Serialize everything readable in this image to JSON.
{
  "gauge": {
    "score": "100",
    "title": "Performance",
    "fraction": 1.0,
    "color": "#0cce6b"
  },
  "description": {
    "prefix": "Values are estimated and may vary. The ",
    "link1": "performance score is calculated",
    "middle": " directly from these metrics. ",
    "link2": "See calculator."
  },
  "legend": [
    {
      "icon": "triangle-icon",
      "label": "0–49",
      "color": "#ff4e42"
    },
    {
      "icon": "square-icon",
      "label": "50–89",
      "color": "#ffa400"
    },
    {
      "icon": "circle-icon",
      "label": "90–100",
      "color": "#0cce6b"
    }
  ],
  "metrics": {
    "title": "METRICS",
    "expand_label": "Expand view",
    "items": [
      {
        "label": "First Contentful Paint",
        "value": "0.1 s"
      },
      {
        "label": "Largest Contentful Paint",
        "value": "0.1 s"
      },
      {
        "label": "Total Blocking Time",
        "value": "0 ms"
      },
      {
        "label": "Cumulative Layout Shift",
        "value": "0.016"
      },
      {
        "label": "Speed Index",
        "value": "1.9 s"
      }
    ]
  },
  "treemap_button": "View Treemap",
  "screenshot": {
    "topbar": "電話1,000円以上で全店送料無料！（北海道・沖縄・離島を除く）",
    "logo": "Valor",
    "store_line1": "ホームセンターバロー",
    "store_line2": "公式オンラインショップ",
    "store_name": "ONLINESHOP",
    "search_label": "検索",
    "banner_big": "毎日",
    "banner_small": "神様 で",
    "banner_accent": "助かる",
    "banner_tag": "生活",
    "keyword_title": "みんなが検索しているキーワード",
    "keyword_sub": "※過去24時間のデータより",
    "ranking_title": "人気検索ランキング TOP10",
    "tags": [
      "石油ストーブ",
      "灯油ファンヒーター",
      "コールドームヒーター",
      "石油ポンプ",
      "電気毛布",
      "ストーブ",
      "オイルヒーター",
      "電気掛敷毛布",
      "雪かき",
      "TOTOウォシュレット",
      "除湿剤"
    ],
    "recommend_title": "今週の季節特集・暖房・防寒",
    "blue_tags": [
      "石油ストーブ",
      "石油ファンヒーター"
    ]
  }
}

● **Request**:
Report each line of the material above where the word "color" appears.

● **Exercise result**:
    "color": "#0cce6b"
      "color": "#ff4e42"
      "color": "#ffa400"
      "color": "#0cce6b"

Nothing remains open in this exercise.